◆ Excerpted records
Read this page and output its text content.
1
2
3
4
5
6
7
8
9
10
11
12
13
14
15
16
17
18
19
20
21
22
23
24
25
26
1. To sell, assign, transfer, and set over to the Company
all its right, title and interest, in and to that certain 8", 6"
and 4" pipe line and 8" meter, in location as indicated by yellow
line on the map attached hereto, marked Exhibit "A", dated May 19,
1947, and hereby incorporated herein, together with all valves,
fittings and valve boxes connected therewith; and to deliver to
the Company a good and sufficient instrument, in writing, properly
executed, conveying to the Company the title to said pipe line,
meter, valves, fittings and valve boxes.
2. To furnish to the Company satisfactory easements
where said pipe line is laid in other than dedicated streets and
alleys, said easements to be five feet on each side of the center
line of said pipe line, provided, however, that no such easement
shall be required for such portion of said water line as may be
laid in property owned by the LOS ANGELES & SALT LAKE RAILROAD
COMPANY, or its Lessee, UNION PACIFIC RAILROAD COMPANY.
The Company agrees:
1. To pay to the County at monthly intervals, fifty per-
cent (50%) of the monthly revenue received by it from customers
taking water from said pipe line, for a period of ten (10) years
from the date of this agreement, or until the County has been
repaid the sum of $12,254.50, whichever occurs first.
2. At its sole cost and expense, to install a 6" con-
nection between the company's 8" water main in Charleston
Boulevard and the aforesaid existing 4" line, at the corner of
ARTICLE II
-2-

◆ Required work
Please output the complete data exactly.

◆ Result below
Read this page and output its text content.
1
2
3
4
5
6
7
8
9
10
11
12
13
14
15
16
17
18
19
20
21
22
23
24
25
26
1. To sell, assign, transfer, and set over to the Company
all its right, title and interest, in and to that certain 8", 6"
and 4" pipe line and 8" meter, in location as indicated by yellow
line on the map attached hereto, marked Exhibit "A", dated May 19,
1947, and hereby incorporated herein, together with all valves,
fittings and valve boxes connected therewith; and to deliver to
the Company a good and sufficient instrument, in writing, properly
executed, conveying to the Company the title to said pipe line,
meter, valves, fittings and valve boxes.
2. To furnish to the Company satisfactory easements
where said pipe line is laid in other than dedicated streets and
alleys, said easements to be five feet on each side of the center
line of said pipe line, provided, however, that no such easement
shall be required for such portion of said water line as may be
laid in property owned by the LOS ANGELES & SALT LAKE RAILROAD
COMPANY, or its Lessee, UNION PACIFIC RAILROAD COMPANY.
The Company agrees:
1. To pay to the County at monthly intervals, fifty per-
cent (50%) of the monthly revenue received by it from customers
taking water from said pipe line, for a period of ten (10) years
from the date of this agreement, or until the County has been
repaid the sum of $12,254.50, whichever occurs first.
2. At its sole cost and expense, to install a 6" con-
nection between the company's 8" water main in Charleston
Boulevard and the aforesaid existing 4" line, at the corner of
ARTICLE II
-2-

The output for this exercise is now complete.